Direction: Narrow the data below down to the lines containing "maternel".

Data for this task:
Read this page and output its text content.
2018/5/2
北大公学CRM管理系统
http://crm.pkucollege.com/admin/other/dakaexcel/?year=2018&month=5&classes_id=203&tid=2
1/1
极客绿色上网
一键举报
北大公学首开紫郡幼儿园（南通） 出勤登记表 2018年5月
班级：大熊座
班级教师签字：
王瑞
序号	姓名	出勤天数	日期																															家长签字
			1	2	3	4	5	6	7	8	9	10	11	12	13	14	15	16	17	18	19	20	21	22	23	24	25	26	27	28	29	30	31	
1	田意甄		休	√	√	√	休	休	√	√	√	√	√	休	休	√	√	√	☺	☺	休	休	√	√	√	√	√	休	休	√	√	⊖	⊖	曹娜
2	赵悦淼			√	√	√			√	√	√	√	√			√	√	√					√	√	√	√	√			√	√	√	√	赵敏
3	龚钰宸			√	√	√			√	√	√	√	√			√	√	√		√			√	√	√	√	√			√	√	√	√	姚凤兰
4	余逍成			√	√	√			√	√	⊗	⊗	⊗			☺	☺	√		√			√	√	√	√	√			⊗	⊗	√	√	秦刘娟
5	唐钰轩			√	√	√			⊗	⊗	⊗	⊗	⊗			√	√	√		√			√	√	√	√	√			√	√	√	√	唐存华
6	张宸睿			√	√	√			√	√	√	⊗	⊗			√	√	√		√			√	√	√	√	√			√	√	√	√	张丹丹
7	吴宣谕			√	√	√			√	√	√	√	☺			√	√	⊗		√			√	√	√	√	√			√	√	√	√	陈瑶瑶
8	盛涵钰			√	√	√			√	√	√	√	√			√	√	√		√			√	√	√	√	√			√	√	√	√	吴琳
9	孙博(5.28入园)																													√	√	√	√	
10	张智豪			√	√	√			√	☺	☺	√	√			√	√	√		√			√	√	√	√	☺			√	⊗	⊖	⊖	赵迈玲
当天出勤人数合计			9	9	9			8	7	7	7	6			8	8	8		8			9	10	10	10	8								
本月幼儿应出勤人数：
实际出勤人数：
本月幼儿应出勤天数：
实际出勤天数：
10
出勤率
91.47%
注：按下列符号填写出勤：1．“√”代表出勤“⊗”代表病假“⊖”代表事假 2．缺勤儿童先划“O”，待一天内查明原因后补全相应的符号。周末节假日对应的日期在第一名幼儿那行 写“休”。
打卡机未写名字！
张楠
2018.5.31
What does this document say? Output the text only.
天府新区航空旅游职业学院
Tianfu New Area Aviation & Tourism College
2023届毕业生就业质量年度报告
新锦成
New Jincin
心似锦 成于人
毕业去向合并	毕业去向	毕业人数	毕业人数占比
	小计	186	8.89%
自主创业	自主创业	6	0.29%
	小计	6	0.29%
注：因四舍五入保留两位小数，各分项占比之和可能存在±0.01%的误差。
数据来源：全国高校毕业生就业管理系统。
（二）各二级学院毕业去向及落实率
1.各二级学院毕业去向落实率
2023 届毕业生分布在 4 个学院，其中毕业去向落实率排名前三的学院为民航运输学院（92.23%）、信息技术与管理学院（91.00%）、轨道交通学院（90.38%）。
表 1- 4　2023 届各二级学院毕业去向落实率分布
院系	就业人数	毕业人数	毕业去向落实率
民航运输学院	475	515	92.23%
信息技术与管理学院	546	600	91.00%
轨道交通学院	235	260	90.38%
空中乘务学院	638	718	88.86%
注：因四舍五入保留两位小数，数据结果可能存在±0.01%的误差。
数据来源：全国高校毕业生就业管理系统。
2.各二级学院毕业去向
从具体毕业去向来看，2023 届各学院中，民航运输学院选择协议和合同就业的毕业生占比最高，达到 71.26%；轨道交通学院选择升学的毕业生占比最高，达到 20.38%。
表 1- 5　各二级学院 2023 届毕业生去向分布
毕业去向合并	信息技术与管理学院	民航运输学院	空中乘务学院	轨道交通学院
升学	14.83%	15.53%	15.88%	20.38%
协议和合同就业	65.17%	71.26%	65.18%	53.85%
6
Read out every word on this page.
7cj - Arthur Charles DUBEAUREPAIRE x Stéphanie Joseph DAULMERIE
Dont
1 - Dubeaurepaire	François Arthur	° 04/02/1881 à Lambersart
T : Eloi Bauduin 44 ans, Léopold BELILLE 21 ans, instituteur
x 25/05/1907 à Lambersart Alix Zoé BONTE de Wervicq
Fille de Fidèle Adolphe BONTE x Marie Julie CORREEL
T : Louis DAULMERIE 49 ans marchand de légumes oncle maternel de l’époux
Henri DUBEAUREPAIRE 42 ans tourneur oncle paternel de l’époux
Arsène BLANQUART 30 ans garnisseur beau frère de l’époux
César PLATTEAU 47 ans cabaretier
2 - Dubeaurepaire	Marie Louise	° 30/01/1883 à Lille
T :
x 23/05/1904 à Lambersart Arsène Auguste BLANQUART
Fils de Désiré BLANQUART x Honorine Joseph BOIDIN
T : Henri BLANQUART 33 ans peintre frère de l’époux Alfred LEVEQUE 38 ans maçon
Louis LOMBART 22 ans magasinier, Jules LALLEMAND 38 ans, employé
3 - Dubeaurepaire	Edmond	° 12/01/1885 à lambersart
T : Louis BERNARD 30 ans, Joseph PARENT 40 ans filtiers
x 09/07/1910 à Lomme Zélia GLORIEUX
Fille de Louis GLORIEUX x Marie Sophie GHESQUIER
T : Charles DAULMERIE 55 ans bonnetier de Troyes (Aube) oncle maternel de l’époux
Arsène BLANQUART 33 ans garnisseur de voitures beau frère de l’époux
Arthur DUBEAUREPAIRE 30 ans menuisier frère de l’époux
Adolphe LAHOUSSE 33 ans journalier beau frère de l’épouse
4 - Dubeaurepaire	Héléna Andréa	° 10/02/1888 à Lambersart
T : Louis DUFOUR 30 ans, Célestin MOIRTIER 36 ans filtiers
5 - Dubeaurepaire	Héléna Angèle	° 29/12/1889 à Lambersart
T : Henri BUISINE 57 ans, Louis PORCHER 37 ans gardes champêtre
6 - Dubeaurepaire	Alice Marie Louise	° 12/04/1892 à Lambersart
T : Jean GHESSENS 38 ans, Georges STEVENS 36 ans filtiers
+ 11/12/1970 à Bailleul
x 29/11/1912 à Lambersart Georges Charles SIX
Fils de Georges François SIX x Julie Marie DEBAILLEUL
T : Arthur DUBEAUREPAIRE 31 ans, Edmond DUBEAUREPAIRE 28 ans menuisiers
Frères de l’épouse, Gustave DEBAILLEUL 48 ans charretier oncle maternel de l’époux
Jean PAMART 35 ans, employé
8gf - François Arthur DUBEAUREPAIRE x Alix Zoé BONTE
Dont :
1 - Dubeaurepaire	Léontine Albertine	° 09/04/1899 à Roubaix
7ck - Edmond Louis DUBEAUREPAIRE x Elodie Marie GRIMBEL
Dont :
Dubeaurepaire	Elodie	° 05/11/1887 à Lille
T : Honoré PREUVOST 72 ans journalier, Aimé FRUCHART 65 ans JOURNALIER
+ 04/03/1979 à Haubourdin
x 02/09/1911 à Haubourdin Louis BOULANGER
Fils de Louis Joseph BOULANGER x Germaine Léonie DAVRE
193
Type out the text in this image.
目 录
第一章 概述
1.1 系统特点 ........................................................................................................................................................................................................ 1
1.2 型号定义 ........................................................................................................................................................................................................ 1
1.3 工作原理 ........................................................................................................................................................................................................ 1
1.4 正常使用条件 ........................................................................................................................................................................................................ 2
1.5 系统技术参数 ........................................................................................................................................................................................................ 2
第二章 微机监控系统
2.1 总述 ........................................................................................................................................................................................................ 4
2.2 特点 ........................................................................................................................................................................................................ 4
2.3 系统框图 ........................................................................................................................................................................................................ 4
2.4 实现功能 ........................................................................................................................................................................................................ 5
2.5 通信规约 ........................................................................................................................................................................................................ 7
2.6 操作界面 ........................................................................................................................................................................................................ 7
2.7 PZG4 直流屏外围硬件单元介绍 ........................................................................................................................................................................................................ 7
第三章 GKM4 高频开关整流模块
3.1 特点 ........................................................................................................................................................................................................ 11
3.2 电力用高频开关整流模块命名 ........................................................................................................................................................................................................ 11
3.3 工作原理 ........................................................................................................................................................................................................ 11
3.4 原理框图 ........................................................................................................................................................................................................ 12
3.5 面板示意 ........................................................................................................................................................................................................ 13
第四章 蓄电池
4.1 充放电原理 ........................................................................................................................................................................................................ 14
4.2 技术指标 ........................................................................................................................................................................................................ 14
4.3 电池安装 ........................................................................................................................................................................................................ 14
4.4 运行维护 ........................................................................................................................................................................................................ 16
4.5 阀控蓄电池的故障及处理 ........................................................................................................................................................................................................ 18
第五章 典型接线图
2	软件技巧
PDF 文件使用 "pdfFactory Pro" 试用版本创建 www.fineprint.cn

Complete answer:
T : Louis DAULMERIE 49 ans marchand de légumes oncle maternel de l’époux
T : Charles DAULMERIE 55 ans bonnetier de Troyes (Aube) oncle maternel de l’époux
Frères de l’épouse, Gustave DEBAILLEUL 48 ans charretier oncle maternel de l’époux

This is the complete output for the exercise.